» **Data provided**:
## Begin

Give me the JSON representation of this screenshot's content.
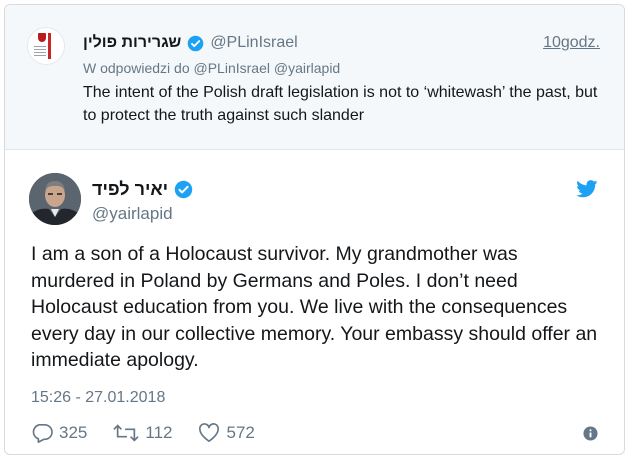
{
  "parent": {
    "name": "שגרירות פולין",
    "handle": "@PLinIsrael",
    "time": "10godz.",
    "reply_line": "W odpowiedzi do @PLinIsrael @yairlapid",
    "text": "The intent of the Polish draft legislation is not to ‘whitewash’ the past, but to protect the truth against such slander",
    "verified": true,
    "avatar_icon": "polish-embassy-emblem"
  },
  "tweet": {
    "name": "יאיר לפיד",
    "handle": "@yairlapid",
    "verified": true,
    "text": "I am a son of a Holocaust survivor. My grandmother was murdered in Poland by Germans and Poles. I don’t need Holocaust education from you. We live with the consequences every day in our collective memory. Your embassy should offer an immediate apology.",
    "timestamp": "15:26 - 27.01.2018",
    "replies": "325",
    "retweets": "112",
    "likes": "572"
  },
  "colors": {
    "verified": "#1da1f2",
    "twitter_blue": "#1da1f2",
    "secondary_text": "#657786",
    "parent_bg": "#f5f8fa"
  },
  "icons": [
    "verified-badge-icon",
    "twitter-bird-icon",
    "reply-icon",
    "retweet-icon",
    "like-heart-icon",
    "info-icon"
  ]
}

## End

» **Do this**: What is the number of lines in this listing that contain the word "PLinIsrael"? Answer with that number and nothing else.

» **Solved exercise**: 2